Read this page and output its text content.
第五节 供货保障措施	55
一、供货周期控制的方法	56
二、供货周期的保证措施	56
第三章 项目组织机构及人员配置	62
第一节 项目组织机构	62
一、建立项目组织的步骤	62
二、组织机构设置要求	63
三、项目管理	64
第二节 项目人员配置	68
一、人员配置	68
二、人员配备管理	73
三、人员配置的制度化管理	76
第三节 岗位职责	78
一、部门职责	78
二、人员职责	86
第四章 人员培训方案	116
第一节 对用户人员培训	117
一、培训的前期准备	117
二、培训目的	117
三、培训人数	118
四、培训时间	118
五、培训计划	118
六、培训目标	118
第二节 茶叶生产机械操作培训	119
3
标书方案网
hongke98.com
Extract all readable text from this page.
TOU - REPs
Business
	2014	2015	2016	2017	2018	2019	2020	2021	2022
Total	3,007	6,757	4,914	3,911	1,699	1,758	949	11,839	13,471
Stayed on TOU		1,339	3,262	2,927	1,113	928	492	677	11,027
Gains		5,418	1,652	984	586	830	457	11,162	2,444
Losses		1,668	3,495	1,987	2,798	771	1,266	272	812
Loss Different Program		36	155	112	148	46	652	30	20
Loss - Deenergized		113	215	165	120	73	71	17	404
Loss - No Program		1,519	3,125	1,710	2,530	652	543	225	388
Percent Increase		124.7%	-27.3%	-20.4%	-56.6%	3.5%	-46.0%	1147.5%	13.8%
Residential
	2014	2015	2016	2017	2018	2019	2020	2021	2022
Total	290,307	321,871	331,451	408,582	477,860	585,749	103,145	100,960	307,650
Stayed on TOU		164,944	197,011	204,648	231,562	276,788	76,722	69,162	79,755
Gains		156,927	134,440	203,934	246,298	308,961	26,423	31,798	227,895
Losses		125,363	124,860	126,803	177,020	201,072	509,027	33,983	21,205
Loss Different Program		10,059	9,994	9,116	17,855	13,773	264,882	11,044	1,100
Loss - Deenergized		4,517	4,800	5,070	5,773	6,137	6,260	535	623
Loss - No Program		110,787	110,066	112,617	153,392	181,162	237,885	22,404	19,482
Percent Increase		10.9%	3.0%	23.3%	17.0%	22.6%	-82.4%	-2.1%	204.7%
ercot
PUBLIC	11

******************************

## WORK TO BE COMPLETED:
Produce a verbatim transcription of the entries above.

## EXERCISE RESPONSE:
Read this page and output its text content.
第五节 供货保障措施	55
一、供货周期控制的方法	56
二、供货周期的保证措施	56
第三章 项目组织机构及人员配置	62
第一节 项目组织机构	62
一、建立项目组织的步骤	62
二、组织机构设置要求	63
三、项目管理	64
第二节 项目人员配置	68
一、人员配置	68
二、人员配备管理	73
三、人员配置的制度化管理	76
第三节 岗位职责	78
一、部门职责	78
二、人员职责	86
第四章 人员培训方案	116
第一节 对用户人员培训	117
一、培训的前期准备	117
二、培训目的	117
三、培训人数	118
四、培训时间	118
五、培训计划	118
六、培训目标	118
第二节 茶叶生产机械操作培训	119
3
标书方案网
hongke98.com
Extract all readable text from this page.
TOU - REPs
Business
	2014	2015	2016	2017	2018	2019	2020	2021	2022
Total	3,007	6,757	4,914	3,911	1,699	1,758	949	11,839	13,471
Stayed on TOU		1,339	3,262	2,927	1,113	928	492	677	11,027
Gains		5,418	1,652	984	586	830	457	11,162	2,444
Losses		1,668	3,495	1,987	2,798	771	1,266	272	812
Loss Different Program		36	155	112	148	46	652	30	20
Loss - Deenergized		113	215	165	120	73	71	17	404
Loss - No Program		1,519	3,125	1,710	2,530	652	543	225	388
Percent Increase		124.7%	-27.3%	-20.4%	-56.6%	3.5%	-46.0%	1147.5%	13.8%
Residential
	2014	2015	2016	2017	2018	2019	2020	2021	2022
Total	290,307	321,871	331,451	408,582	477,860	585,749	103,145	100,960	307,650
Stayed on TOU		164,944	197,011	204,648	231,562	276,788	76,722	69,162	79,755
Gains		156,927	134,440	203,934	246,298	308,961	26,423	31,798	227,895
Losses		125,363	124,860	126,803	177,020	201,072	509,027	33,983	21,205
Loss Different Program		10,059	9,994	9,116	17,855	13,773	264,882	11,044	1,100
Loss - Deenergized		4,517	4,800	5,070	5,773	6,137	6,260	535	623
Loss - No Program		110,787	110,066	112,617	153,392	181,162	237,885	22,404	19,482
Percent Increase		10.9%	3.0%	23.3%	17.0%	22.6%	-82.4%	-2.1%	204.7%
ercot
PUBLIC	11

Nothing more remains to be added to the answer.